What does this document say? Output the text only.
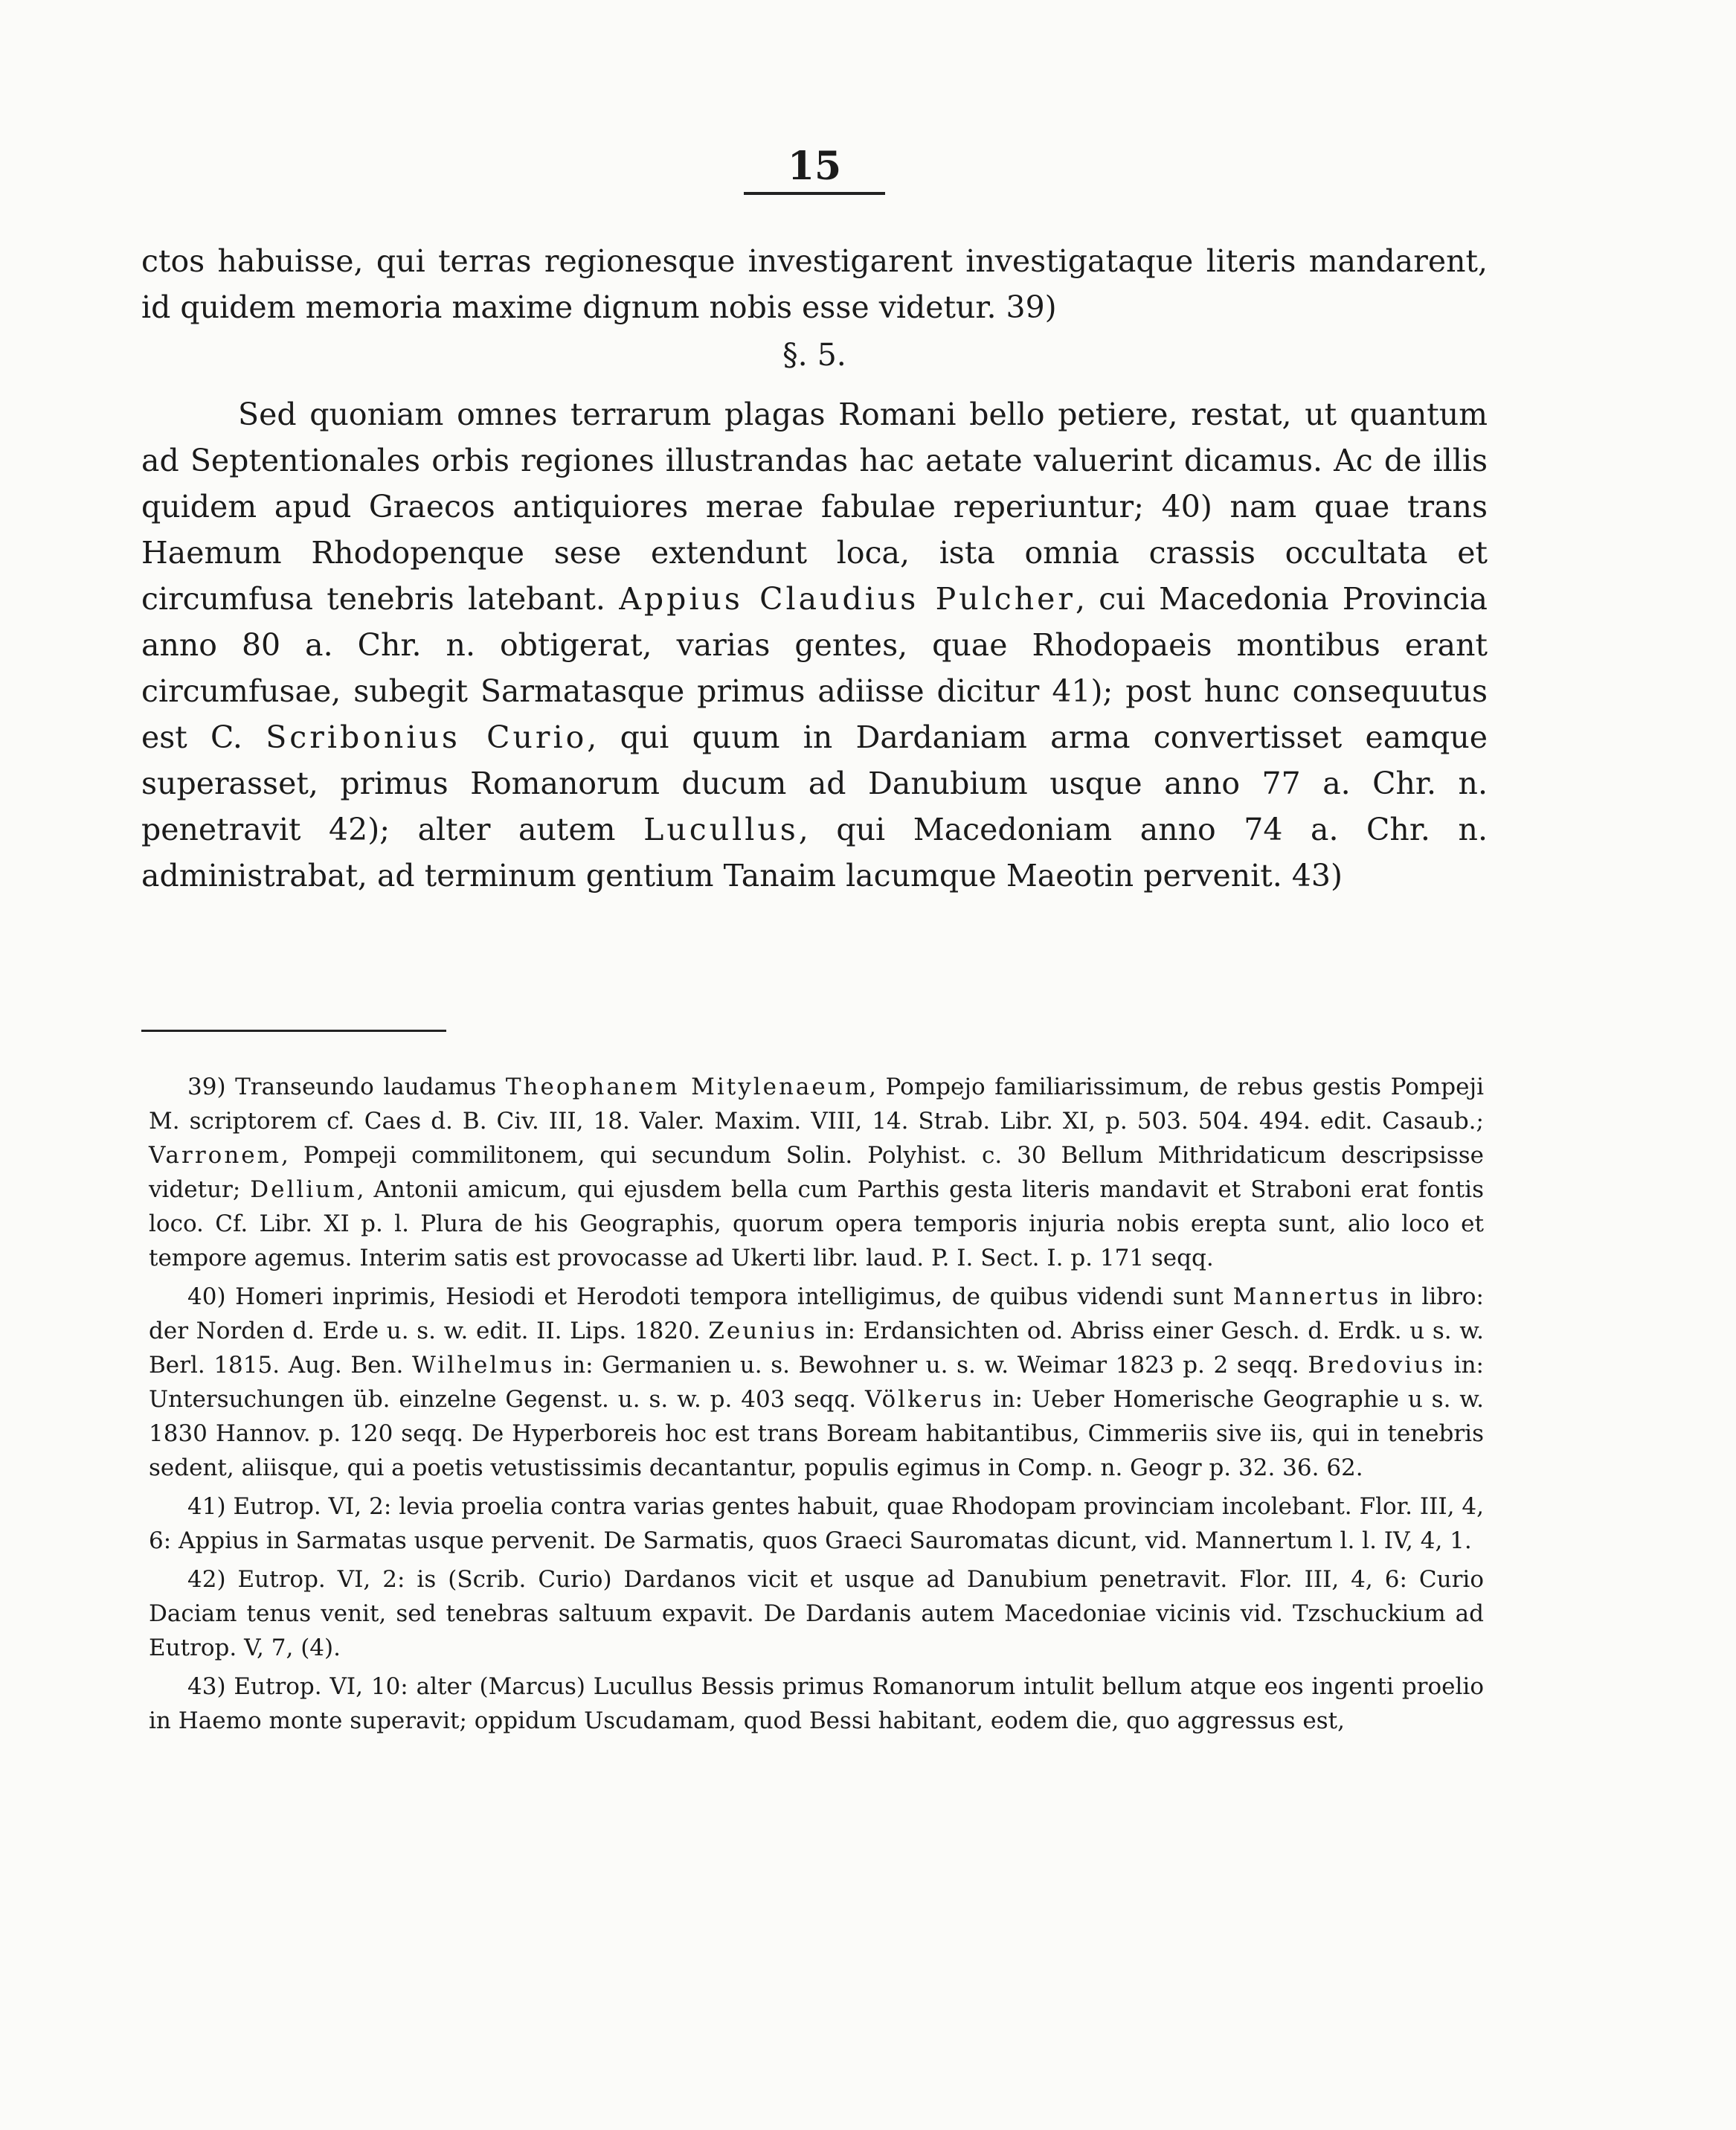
15

ctos habuisse, qui terras regionesque investigarent investigataque literis mandarent, id quidem memoria maxime dignum nobis esse videtur. 39)

§. 5.

Sed quoniam omnes terrarum plagas Romani bello petiere, restat, ut quantum ad Septentionales orbis regiones illustrandas hac aetate valuerint dicamus. Ac de illis quidem apud Graecos antiquiores merae fabulae reperiuntur; 40) nam quae trans Haemum Rhodopenque sese extendunt loca, ista omnia crassis occultata et circumfusa tenebris latebant. Appius Claudius Pulcher, cui Macedonia Provincia anno 80 a. Chr. n. obtigerat, varias gentes, quae Rhodopaeis montibus erant circumfusae, subegit Sarmatasque primus adiisse dicitur 41); post hunc consequutus est C. Scribonius Curio, qui quum in Dardaniam arma convertisset eamque superasset, primus Romanorum ducum ad Danubium usque anno 77 a. Chr. n. penetravit 42); alter autem Lucullus, qui Macedoniam anno 74 a. Chr. n. administrabat, ad terminum gentium Tanaim lacumque Maeotin pervenit. 43)

39) Transeundo laudamus Theophanem Mitylenaeum, Pompejo familiarissimum, de rebus gestis Pompeji M. scriptorem cf. Caes d. B. Civ. III, 18. Valer. Maxim. VIII, 14. Strab. Libr. XI, p. 503. 504. 494. edit. Casaub.; Varronem, Pompeji commilitonem, qui secundum Solin. Polyhist. c. 30 Bellum Mithridaticum descripsisse videtur; Dellium, Antonii amicum, qui ejusdem bella cum Parthis gesta literis mandavit et Straboni erat fontis loco. Cf. Libr. XI p. l. Plura de his Geographis, quorum opera temporis injuria nobis erepta sunt, alio loco et tempore agemus. Interim satis est provocasse ad Ukerti libr. laud. P. I. Sect. I. p. 171 seqq.

40) Homeri inprimis, Hesiodi et Herodoti tempora intelligimus, de quibus videndi sunt Mannertus in libro: der Norden d. Erde u. s. w. edit. II. Lips. 1820. Zeunius in: Erdansichten od. Abriss einer Gesch. d. Erdk. u s. w. Berl. 1815. Aug. Ben. Wilhelmus in: Germanien u. s. Bewohner u. s. w. Weimar 1823 p. 2 seqq. Bredovius in: Untersuchungen üb. einzelne Gegenst. u. s. w. p. 403 seqq. Völkerus in: Ueber Homerische Geographie u s. w. 1830 Hannov. p. 120 seqq. De Hyperboreis hoc est trans Boream habitantibus, Cimmeriis sive iis, qui in tenebris sedent, aliisque, qui a poetis vetustissimis decantantur, populis egimus in Comp. n. Geogr p. 32. 36. 62.

41) Eutrop. VI, 2: levia proelia contra varias gentes habuit, quae Rhodopam provinciam incolebant. Flor. III, 4, 6: Appius in Sarmatas usque pervenit. De Sarmatis, quos Graeci Sauromatas dicunt, vid. Mannertum l. l. IV, 4, 1.

42) Eutrop. VI, 2: is (Scrib. Curio) Dardanos vicit et usque ad Danubium penetravit. Flor. III, 4, 6: Curio Daciam tenus venit, sed tenebras saltuum expavit. De Dardanis autem Macedoniae vicinis vid. Tzschuckium ad Eutrop. V, 7, (4).

43) Eutrop. VI, 10: alter (Marcus) Lucullus Bessis primus Romanorum intulit bellum atque eos ingenti proelio in Haemo monte superavit; oppidum Uscudamam, quod Bessi habitant, eodem die, quo aggressus est,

• **WHAT THE EXERCISE ASKS**
Using the listing, collect all lines in which the string "quidem" is found.

• **WRITTEN SOLUTION**
ctos habuisse, qui terras regionesque investigarent investigataque literis mandarent, id quidem memoria maxime dignum nobis esse videtur. 39)
Sed quoniam omnes terrarum plagas Romani bello petiere, restat, ut quantum ad Septentionales orbis regiones illustrandas hac aetate valuerint dicamus. Ac de illis quidem apud Graecos antiquiores merae fabulae reperiuntur; 40) nam quae trans Haemum Rhodopenque sese extendunt loca, ista omnia crassis occultata et circumfusa tenebris latebant. Appius Claudius Pulcher, cui Macedonia Provincia anno 80 a. Chr. n. obtigerat, varias gentes, quae Rhodopaeis montibus erant circumfusae, subegit Sarmatasque primus adiisse dicitur 41); post hunc consequutus est C. Scribonius Curio, qui quum in Dardaniam arma convertisset eamque superasset, primus Romanorum ducum ad Danubium usque anno 77 a. Chr. n. penetravit 42); alter autem Lucullus, qui Macedoniam anno 74 a. Chr. n. administrabat, ad terminum gentium Tanaim lacumque Maeotin pervenit. 43)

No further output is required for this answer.